Supplied passage –
Question: can Databricks advise best practices to reduce Delta write/commit time for this workflow (recommended write options, file sizing/num files, transaction tuning, or cluster/io settings)? Also any guidance on safely persisting large transformed DF before writing and on Stitch/OPTIMIZE usage would be helpful.

Thanks.

 

 

1 REPLY 1

bianca_unifeye
New Contributor III

Hi

You’ve optimised the embedding side really nicely already, batching in mapPartitions and creating one Azure client per partition is exactly what we recommend.

For 35k rows, if embedding is fast but the Delta write/commit is slow, it’s almost always due to:

  • too many small output files, and/or

  • extra passes over the DataFrame, and/or

  • a cluster that’s over-parallelised for the amount of data.

I would suggest to look into these:

Control the number of output files

By default Spark uses something like spark.sql.shuffle.partitions = 200, which means your createDataFrame(...).write can easily produce ~200 tiny files for just 35k rows. The overhead of creating those files + committing metadata often dominates the runtime.

For a dataset of this size, you typically want a small number of files (1–4, maybe 8 max).

Key points:

  • Use coalesce(), not repartition(), right before the write.
    coalesce(n) avoids a shuffle and just reduces the number of output partitions.

  • For 35k vectors, 1–4 files is absolutely fine and usually much faster to commit.

2. Avoid double computation / extra actions

You mentioned using persist() to avoid recomputing when you call count(). That’s good. Two extra tips:

  • Persist after your embedding transform, not on the original DF.

  • Only trigger one action before the final write (e.g. count() or maybe display() for debugging). Don’t call count(), show(), and then write without persistence, or Spark will recompute the whole pipeline multiple times.

3. Tuning cluster size & IO for this workload

For 35k rows of 3072-dim embeddings:

  • You don’t need a huge cluster.
    Too many workers mean too many tiny output tasks and more small files.

What you will do –
• A. In the Delta write forum thread, what three causes does the reply give for a slow Delta write or commit?
• B. According to the Delta write forum thread, which method should be used right before the write to reduce the number of output partitions without a shuffle?
• C. Carry on the Delta write forum thread from its last sentence.
The records have nothing to do with the tasks here.

(Page layout parsing data)
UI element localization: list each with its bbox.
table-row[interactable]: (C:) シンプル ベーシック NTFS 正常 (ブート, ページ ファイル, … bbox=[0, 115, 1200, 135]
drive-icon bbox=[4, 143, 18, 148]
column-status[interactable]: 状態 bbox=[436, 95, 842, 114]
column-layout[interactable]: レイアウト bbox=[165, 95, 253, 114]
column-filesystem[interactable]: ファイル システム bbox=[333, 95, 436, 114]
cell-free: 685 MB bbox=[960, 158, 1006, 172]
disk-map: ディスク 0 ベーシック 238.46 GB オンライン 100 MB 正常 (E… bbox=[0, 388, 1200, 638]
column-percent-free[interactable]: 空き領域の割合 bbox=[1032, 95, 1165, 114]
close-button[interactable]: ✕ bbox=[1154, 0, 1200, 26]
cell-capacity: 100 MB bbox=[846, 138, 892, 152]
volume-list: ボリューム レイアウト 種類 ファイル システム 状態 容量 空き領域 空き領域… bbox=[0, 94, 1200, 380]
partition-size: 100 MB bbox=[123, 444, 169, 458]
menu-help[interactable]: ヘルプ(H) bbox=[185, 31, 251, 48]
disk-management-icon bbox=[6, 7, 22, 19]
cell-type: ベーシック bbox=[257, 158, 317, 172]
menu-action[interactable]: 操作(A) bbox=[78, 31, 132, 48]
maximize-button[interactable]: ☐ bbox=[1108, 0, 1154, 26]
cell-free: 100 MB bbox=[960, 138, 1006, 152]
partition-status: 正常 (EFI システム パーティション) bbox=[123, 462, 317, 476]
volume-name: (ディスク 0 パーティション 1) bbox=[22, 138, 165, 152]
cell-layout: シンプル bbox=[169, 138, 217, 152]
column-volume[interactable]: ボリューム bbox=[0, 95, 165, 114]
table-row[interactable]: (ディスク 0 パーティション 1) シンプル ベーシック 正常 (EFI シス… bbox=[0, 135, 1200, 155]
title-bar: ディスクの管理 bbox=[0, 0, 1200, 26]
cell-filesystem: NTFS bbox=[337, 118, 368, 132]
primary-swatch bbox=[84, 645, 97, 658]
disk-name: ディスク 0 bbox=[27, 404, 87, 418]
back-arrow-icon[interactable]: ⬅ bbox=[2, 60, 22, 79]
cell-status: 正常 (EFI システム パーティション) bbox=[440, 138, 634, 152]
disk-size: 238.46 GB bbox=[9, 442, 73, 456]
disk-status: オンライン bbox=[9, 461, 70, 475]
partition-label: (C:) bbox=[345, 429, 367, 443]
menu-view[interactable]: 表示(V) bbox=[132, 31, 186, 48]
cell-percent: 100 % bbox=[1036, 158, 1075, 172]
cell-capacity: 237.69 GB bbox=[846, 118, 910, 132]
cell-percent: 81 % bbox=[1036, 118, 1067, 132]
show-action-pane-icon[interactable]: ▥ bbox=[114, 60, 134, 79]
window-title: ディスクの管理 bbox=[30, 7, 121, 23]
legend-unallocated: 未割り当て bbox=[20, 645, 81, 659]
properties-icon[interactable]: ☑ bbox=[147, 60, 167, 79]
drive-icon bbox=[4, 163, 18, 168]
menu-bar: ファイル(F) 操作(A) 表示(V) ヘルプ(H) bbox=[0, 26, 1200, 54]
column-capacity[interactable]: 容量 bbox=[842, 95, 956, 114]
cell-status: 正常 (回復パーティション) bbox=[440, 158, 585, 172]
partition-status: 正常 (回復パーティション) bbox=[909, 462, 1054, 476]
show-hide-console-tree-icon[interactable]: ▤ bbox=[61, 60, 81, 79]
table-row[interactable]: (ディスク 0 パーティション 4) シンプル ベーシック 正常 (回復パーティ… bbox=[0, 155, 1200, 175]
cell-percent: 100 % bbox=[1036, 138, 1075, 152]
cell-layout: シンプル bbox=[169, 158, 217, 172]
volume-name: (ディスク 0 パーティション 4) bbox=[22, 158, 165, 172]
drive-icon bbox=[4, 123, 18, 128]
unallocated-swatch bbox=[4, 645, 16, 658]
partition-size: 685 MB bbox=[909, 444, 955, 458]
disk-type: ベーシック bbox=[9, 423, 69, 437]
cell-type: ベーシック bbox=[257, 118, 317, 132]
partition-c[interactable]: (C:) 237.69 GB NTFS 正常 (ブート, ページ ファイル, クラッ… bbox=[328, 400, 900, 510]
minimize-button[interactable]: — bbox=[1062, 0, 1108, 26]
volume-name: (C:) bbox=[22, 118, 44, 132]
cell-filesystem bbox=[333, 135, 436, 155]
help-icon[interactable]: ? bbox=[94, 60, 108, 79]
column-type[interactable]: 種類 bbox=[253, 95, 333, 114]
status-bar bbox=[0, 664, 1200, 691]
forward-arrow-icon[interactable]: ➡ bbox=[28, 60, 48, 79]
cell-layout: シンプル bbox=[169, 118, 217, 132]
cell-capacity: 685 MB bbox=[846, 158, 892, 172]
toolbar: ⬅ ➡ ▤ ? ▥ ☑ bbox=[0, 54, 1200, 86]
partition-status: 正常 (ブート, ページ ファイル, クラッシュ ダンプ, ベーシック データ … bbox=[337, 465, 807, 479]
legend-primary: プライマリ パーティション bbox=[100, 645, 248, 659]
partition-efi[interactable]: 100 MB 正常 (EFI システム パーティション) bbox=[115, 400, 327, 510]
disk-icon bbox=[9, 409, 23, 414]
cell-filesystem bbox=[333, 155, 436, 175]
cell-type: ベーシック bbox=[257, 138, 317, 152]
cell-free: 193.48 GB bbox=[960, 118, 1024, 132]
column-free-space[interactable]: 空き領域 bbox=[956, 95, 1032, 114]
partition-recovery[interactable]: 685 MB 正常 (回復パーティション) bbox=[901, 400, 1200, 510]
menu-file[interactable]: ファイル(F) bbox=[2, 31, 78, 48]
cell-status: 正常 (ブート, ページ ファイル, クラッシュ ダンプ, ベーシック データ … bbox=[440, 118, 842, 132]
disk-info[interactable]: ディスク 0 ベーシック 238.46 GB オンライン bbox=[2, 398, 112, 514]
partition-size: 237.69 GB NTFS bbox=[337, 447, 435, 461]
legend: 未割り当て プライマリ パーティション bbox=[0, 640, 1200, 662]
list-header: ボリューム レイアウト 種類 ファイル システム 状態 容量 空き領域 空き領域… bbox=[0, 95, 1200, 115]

Expected outputs –
• A.
- Too many small output files
- Extra passes over the DataFrame
- A cluster that's over-parallelised for the amount of data

• B. coalesce()

• C.
  • Often a small cluster (e.g. 1–2 workers with decent memory) is faster end-to-end than a large autoscaling cluster for this kind of “wide but not huge” dataset.

  • Make sure you’re writing to a performant storage account (Premium / general purpose v2). In most managed Databricks setups, DBFS is already backed by appropriate storage, so usually this is fine.

If you see a lot of tiny tasks in the Spark UI, that’s a sign to:

  • lower spark.sql.shuffle.partitions for the job (e.g. 32 or even 8 for this size), and/or

  • coalesce before writing as shown above.

4. Data layout & Delta options (Stitch / OPTIMIZE)

For a one-off creation of 35k embeddings, the Delta housekeeping features (Stitch / OPTIMIZE) usually aren’t needed for performance of the write itself, but they matter if:

  • you will repeatedly append to this table,

  • you will query it a lot (e.g. for vector search candidates), or

  • you accidentally created many small files in early runs.

5. Data type choice for embeddings

You’re using ArrayType(FloatType()), which is fine. A few extra notes:

  • If you’re on a Databricks runtime that supports the VECTOR type (for native vector search), consider storing as VECTOR(3072) – it doesn’t massively change write speed, but it’s the recommended long-term format for similarity search.

  • If you stick to arrays, make sure the schema is stable between runs (same type, same dimension). Schema evolution (new columns or type changes) can add extra overhead due to Delta metadata handling.